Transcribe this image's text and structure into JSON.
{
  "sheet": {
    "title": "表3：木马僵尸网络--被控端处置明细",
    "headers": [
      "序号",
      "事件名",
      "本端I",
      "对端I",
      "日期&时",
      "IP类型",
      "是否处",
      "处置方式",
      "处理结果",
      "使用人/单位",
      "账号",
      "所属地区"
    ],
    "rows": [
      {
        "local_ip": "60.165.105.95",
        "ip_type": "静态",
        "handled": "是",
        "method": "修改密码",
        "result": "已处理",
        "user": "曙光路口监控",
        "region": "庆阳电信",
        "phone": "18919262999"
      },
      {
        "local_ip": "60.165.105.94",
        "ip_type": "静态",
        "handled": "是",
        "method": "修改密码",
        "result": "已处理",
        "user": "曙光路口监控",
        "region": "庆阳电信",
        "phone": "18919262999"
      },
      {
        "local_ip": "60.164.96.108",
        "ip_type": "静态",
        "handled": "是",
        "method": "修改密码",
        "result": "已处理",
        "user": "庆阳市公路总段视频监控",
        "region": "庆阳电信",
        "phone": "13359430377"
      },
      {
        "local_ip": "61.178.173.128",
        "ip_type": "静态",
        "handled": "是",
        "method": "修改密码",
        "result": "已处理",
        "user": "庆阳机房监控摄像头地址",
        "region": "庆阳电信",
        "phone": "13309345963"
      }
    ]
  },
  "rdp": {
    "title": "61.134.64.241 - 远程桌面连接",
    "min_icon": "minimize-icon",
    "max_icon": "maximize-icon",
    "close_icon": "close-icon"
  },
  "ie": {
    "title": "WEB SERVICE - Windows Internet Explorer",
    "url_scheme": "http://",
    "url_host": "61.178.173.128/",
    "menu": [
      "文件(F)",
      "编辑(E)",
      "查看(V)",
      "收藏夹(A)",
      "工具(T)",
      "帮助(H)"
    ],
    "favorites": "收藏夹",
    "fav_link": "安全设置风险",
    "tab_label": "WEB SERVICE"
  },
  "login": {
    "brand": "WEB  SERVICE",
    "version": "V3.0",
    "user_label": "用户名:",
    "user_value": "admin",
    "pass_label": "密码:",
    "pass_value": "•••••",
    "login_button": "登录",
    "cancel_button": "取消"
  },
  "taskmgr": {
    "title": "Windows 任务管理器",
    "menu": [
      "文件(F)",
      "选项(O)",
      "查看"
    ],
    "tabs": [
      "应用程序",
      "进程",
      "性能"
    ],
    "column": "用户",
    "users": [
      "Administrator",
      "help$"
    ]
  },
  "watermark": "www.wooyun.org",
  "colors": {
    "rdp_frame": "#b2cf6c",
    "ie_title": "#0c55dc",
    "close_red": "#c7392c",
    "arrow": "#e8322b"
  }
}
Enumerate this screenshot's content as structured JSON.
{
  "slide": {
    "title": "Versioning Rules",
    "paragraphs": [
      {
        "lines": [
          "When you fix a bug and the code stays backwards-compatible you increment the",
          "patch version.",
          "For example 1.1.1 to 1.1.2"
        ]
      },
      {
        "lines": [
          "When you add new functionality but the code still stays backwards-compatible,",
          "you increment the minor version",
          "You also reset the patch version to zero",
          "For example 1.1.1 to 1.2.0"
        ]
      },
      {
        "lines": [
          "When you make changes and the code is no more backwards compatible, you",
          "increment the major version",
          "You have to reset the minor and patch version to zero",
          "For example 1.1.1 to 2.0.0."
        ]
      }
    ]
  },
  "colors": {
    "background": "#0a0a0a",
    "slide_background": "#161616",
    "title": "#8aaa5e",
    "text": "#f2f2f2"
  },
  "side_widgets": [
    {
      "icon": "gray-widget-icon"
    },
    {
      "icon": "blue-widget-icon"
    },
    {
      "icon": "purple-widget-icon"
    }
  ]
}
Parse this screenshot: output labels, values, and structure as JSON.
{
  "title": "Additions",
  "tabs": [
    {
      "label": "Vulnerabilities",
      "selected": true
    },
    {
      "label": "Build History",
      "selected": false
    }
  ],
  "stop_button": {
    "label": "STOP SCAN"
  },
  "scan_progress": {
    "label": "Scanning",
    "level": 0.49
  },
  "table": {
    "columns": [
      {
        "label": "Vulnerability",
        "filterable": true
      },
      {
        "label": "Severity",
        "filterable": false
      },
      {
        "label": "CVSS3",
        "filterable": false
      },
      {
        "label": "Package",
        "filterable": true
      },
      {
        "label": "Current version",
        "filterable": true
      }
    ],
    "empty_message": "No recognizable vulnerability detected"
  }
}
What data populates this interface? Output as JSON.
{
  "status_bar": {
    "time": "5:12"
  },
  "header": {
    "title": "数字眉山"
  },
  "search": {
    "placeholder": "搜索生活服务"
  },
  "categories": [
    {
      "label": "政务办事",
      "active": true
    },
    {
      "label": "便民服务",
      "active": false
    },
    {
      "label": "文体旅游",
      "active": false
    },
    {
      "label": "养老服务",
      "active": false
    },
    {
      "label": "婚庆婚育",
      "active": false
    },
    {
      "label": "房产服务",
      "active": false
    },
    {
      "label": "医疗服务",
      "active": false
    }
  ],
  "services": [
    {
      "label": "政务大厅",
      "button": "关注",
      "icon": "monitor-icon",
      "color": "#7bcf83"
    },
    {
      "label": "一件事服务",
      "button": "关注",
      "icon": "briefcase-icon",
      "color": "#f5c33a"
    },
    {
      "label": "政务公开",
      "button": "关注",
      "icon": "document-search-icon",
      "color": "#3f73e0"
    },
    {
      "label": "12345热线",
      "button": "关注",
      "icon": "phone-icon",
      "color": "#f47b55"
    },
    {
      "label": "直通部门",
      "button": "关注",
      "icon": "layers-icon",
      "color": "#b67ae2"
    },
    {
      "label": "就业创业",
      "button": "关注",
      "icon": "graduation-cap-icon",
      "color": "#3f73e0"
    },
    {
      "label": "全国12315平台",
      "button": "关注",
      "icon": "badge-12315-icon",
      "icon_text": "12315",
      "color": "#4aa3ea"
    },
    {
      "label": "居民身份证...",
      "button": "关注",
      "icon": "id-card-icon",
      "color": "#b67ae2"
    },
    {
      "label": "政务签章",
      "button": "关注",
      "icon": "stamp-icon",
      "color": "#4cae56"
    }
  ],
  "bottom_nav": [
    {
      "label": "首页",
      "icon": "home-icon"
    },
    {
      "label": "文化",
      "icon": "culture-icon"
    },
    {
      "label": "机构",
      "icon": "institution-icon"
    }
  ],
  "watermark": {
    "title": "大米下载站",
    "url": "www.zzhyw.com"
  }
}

◇ ◇ ◇

Gather each line of the listing that holds the string "patch".

          "patch version.",
          "You also reset the patch version to zero",
          "You have to reset the minor and patch version to zero",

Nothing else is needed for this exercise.